Evidence of additional chloride attack has been noted
on Module B reheater tubes, probably as a result of the
chlorides that are introduced in the well water used to
prepare makeup slurry. Table 9 presents the results of
a March 1976 chemical analysis of the well water. The
spray distribution deflector above the flooded disc
failed because of stress-corrosion cracking. The
deflector was redesigned by R-C, and the new design is
holding up.
Recently extensive corrosion has occurred in the duct-
work leading from the Module B absorber tower exhaust
elbow to the reheat tube bundle. The utility has
recoated the elbow several times with a Ceilcote liner.
An application problem caused repeated failure of the
liner. This problem has still not been fully resolved.

→ **REQUIRED WORK**:
(A) According to the corrosion passage, what made the spray distribution deflector above the flooded disc fail?
(B) From the corrosion passage, copy word for word the stretch from "Evidence of additional" through "a Ceilcote liner.".

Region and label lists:

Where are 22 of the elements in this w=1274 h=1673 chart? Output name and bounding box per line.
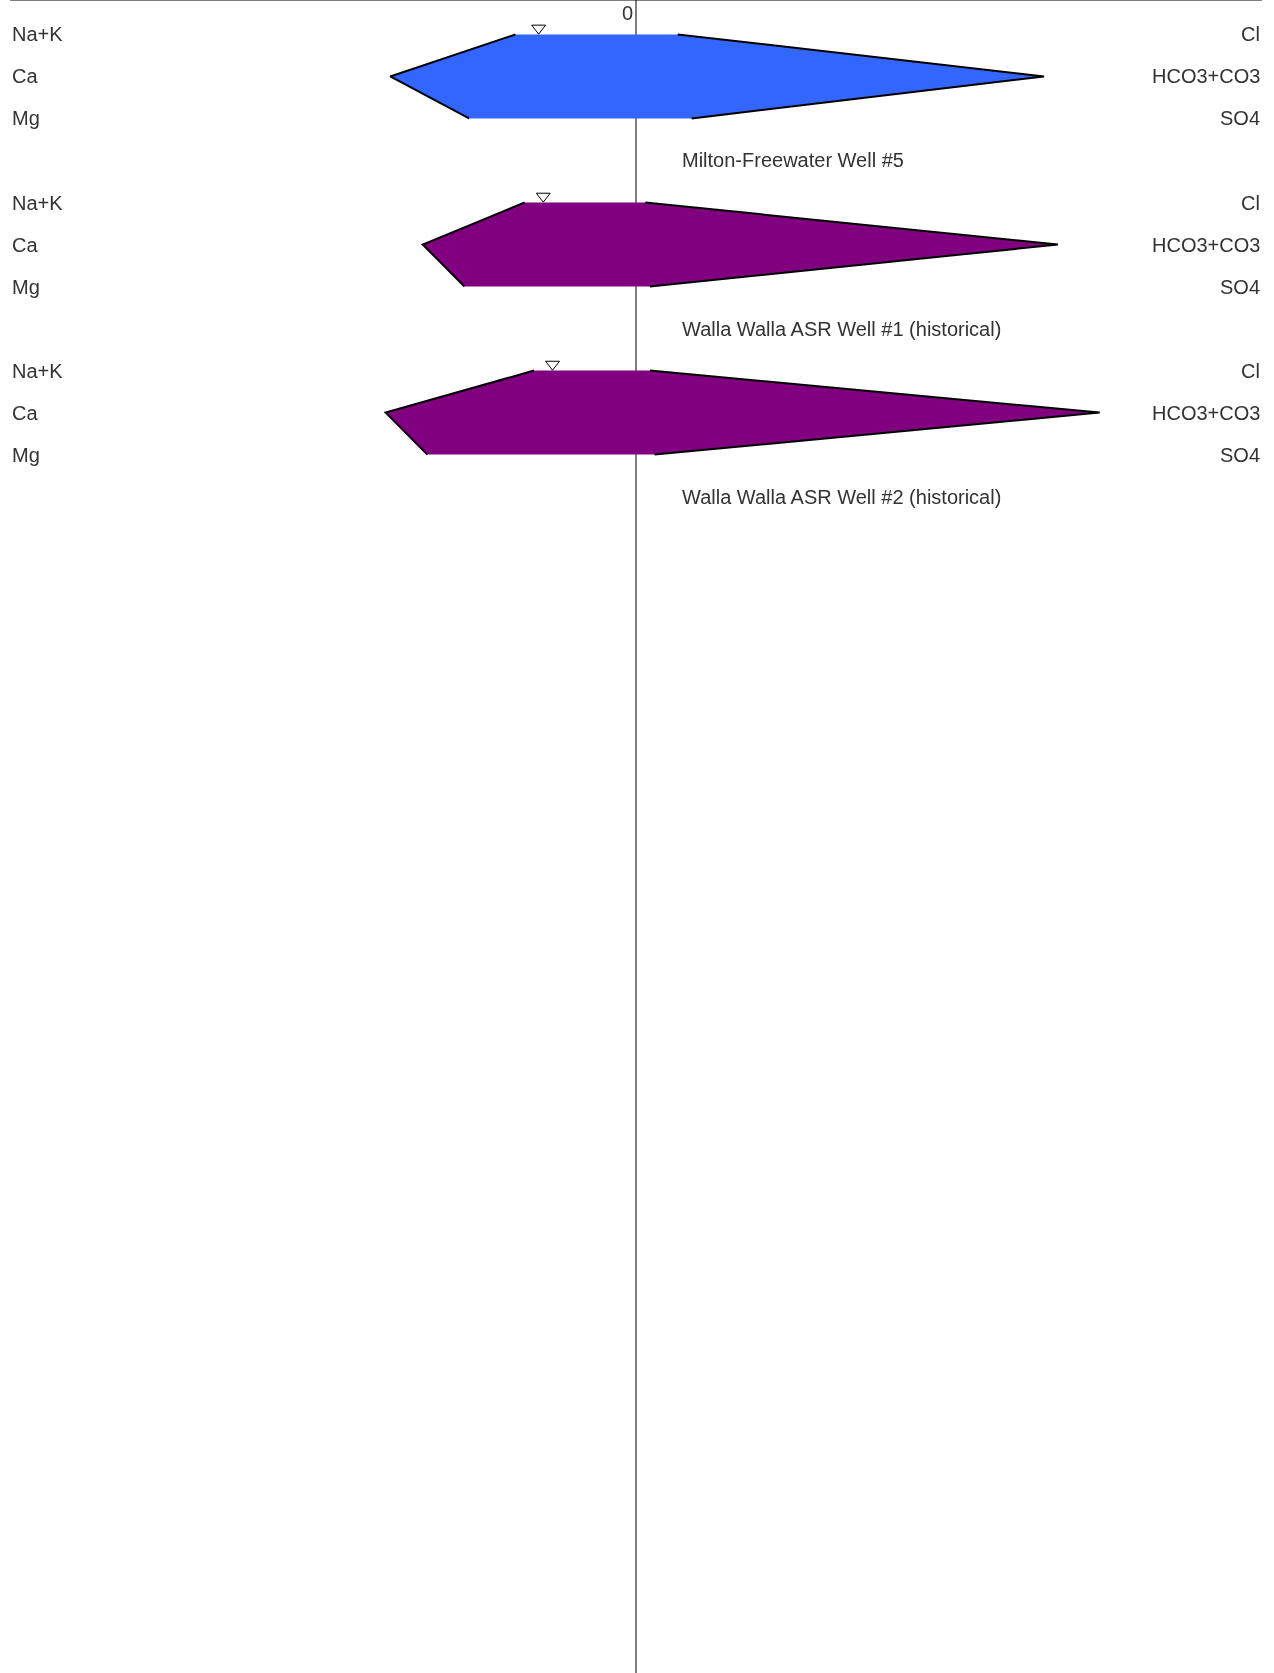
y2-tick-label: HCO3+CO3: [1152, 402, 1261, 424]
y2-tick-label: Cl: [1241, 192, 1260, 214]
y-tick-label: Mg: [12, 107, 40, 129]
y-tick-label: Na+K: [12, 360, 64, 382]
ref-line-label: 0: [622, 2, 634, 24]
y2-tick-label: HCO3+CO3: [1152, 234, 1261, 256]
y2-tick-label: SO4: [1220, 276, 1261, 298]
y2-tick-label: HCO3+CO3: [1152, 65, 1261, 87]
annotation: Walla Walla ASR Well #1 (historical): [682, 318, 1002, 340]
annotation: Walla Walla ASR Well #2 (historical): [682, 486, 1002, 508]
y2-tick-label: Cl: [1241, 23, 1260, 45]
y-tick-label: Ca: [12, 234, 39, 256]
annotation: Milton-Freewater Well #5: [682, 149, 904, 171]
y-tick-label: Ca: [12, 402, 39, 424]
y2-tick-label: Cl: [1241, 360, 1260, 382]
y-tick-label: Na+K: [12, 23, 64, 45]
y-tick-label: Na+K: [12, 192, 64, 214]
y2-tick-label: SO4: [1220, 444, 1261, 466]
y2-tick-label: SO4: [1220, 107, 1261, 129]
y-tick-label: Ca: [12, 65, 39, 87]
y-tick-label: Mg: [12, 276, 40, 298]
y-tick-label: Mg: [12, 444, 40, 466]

→ **RESULTS FOR EACH TASK**:
(A) Stress-corrosion cracking.

(B)
Evidence of additional chloride attack has been noted
on Module B reheater tubes, probably as a result of the
chlorides that are introduced in the well water used to
prepare makeup slurry. Table 9 presents the results of
a March 1976 chemical analysis of the well water. The
spray distribution deflector above the flooded disc
failed because of stress-corrosion cracking. The
deflector was redesigned by R-C, and the new design is
holding up.
Recently extensive corrosion has occurred in the duct-
work leading from the Module B absorber tower exhaust
elbow to the reheat tube bundle. The utility has
recoated the elbow several times with a Ceilcote liner.